* PROVIDED MATERIAL *
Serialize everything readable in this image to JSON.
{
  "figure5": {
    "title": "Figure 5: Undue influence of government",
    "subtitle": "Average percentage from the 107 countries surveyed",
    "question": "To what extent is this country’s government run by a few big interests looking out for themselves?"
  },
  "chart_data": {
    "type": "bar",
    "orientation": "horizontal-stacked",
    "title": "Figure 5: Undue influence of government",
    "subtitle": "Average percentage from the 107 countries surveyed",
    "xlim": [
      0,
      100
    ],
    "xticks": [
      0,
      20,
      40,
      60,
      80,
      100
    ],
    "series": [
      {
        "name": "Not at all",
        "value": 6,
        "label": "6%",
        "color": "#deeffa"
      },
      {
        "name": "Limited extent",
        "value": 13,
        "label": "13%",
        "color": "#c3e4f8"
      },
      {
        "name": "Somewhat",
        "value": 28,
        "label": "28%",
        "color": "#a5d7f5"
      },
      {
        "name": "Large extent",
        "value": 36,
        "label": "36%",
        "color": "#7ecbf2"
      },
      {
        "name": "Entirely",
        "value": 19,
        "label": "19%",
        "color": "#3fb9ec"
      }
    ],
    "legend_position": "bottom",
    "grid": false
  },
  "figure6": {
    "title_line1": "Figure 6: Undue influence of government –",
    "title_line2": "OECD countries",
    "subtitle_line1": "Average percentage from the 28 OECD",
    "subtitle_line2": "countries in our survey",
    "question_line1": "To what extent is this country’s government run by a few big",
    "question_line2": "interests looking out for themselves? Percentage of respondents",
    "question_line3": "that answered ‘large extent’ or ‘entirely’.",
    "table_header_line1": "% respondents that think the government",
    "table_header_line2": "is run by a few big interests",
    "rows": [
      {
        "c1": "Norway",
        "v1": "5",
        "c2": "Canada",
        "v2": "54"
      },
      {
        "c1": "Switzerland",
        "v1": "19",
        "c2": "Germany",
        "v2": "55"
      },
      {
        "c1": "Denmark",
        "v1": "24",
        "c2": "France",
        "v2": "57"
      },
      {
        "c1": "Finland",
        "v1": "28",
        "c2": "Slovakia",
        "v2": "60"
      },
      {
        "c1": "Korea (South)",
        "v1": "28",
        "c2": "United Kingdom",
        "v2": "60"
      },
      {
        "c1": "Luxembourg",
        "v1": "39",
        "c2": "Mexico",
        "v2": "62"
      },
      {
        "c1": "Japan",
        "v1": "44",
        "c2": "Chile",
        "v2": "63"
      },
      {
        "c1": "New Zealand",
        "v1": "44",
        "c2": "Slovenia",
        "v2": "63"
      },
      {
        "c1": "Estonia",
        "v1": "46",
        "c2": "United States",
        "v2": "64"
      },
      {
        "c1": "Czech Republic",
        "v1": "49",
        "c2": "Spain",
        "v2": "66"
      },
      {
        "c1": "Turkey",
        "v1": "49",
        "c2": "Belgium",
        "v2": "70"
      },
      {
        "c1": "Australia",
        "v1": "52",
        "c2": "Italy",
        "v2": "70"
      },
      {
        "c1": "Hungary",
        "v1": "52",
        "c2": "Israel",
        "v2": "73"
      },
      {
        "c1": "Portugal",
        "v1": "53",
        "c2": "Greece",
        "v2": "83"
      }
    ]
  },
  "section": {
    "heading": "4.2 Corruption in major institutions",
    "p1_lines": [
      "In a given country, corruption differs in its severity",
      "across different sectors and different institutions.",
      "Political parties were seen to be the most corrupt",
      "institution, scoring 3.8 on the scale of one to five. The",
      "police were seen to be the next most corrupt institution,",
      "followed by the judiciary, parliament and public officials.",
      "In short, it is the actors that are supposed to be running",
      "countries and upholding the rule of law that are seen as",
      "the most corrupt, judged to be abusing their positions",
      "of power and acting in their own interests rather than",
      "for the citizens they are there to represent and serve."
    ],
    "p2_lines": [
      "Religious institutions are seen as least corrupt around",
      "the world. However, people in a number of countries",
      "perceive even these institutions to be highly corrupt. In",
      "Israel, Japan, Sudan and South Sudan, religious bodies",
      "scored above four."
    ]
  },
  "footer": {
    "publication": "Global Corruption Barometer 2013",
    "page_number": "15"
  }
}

* REQUIREMENTS *
Scan the entries above and work out how many lines include the word "label"; the reply is that number alone.

* OUTPUT OF THE EXERCISE *
5